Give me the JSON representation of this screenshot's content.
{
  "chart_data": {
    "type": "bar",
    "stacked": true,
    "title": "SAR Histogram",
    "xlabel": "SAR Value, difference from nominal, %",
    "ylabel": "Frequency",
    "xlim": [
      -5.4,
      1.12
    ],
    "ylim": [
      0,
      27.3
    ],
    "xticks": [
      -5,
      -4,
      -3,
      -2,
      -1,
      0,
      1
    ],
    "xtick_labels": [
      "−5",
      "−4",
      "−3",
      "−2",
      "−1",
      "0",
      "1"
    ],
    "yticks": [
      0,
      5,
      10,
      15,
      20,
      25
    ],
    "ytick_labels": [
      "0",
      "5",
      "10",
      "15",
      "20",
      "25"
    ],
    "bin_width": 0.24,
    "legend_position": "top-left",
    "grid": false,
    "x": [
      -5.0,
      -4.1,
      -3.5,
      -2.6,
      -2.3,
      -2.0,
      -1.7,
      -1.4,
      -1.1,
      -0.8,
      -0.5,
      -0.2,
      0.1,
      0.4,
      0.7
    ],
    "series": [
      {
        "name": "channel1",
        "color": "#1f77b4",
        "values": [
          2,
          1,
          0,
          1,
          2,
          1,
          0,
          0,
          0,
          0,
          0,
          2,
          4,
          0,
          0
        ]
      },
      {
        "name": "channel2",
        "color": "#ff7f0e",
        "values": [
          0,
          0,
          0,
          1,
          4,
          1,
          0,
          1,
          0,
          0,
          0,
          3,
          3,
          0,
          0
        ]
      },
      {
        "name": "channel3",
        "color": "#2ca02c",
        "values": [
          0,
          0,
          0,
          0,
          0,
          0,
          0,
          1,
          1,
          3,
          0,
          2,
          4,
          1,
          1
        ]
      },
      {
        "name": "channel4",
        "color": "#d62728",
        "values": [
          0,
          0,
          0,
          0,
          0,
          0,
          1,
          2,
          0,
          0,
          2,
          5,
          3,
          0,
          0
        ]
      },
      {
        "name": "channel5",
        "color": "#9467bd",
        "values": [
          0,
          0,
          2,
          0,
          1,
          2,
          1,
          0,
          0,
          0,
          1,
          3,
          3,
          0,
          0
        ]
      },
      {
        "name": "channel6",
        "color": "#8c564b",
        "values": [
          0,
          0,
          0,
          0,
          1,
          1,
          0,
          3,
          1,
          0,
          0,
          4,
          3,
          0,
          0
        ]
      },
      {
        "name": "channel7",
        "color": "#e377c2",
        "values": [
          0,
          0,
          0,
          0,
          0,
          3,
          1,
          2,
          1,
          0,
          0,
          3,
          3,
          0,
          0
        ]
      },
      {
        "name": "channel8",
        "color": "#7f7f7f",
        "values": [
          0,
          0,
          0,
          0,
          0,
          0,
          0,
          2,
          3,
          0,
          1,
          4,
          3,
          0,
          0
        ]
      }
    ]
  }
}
□ □ □
- [Given problem]: Select the lines in this material that hold the word "color", leaving none out.

- [Full solution]:
        "color": "#1f77b4",
        "color": "#ff7f0e",
        "color": "#2ca02c",
        "color": "#d62728",
        "color": "#9467bd",
        "color": "#8c564b",
        "color": "#e377c2",
        "color": "#7f7f7f",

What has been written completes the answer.